## Objective
Search the listing below for the word "شهادة" and copy each line that holds it.

## Extracted records
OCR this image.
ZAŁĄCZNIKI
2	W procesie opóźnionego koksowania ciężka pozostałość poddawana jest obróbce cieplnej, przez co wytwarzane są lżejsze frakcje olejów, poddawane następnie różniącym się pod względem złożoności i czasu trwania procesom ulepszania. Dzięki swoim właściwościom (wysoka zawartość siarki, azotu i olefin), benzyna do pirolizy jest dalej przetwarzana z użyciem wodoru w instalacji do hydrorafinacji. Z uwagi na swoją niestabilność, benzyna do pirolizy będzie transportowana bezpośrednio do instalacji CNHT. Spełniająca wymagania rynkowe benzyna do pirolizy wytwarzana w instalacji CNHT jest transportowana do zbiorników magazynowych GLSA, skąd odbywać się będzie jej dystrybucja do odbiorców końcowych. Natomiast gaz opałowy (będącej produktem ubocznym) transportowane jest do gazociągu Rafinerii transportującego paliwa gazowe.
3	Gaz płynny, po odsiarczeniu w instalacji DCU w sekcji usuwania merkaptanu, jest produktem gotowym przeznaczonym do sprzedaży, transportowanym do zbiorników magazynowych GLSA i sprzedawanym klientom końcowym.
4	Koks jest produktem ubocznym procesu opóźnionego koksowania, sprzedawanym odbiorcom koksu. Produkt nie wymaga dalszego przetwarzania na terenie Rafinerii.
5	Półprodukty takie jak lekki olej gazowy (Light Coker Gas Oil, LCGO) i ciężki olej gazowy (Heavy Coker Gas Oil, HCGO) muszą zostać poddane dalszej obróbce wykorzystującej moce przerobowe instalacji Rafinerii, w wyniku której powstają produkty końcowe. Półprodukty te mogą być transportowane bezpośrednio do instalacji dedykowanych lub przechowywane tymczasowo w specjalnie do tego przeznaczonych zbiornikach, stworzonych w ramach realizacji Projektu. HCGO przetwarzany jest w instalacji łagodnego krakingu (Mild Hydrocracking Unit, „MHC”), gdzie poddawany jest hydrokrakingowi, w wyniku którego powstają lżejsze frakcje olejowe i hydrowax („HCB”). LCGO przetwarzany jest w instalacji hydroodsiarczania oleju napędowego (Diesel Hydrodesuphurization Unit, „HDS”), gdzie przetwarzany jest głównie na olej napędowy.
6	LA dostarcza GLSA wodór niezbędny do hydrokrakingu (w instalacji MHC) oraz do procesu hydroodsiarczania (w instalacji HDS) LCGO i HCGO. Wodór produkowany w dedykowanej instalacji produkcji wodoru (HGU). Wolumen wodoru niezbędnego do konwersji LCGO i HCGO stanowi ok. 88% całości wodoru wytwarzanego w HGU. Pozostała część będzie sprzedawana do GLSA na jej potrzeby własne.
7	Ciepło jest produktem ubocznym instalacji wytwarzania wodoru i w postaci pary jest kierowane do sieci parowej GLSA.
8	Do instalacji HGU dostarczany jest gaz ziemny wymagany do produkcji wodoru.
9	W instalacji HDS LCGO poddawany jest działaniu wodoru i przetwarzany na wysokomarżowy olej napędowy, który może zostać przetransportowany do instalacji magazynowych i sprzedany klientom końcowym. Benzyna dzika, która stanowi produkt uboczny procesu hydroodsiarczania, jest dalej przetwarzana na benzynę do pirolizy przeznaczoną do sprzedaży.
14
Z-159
---
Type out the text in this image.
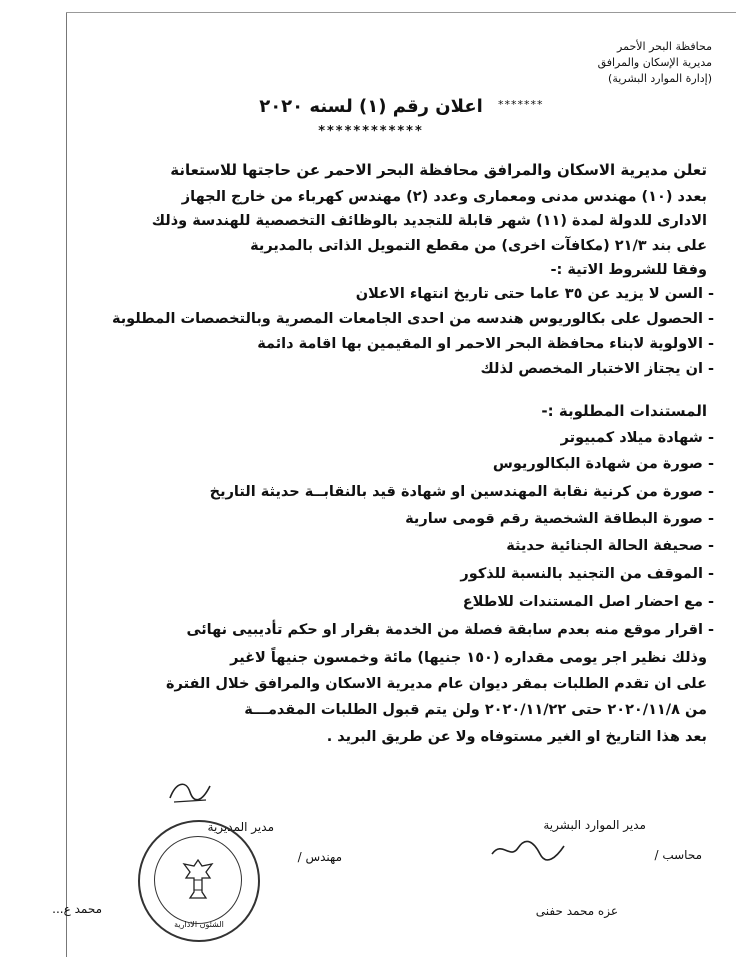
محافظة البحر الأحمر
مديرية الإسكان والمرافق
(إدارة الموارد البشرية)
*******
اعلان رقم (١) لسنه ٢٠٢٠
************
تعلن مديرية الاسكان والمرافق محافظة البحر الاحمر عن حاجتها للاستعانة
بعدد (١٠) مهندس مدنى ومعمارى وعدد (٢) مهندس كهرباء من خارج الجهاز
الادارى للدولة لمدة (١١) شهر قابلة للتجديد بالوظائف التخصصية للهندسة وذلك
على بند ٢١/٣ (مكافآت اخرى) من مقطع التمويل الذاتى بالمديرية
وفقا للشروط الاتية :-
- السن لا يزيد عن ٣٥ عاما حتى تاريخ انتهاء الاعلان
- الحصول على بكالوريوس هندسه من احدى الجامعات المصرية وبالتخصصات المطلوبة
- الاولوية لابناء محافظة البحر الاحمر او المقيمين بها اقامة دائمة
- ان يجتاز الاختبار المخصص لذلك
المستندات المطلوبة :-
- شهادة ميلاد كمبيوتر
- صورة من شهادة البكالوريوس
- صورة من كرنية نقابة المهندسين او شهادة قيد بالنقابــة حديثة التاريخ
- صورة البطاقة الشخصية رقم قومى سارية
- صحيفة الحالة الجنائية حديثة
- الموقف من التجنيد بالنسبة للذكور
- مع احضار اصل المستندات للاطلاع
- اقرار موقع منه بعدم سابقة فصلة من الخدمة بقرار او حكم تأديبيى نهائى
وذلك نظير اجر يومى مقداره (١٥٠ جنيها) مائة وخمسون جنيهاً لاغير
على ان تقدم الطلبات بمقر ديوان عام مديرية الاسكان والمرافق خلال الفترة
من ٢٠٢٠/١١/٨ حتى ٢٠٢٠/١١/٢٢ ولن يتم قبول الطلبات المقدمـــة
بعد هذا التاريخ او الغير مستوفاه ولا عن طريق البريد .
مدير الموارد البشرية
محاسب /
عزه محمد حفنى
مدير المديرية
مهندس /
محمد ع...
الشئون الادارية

## Complete output
- شهادة ميلاد كمبيوتر
- صورة من شهادة البكالوريوس
- صورة من كرنية نقابة المهندسين او شهادة قيد بالنقابــة حديثة التاريخ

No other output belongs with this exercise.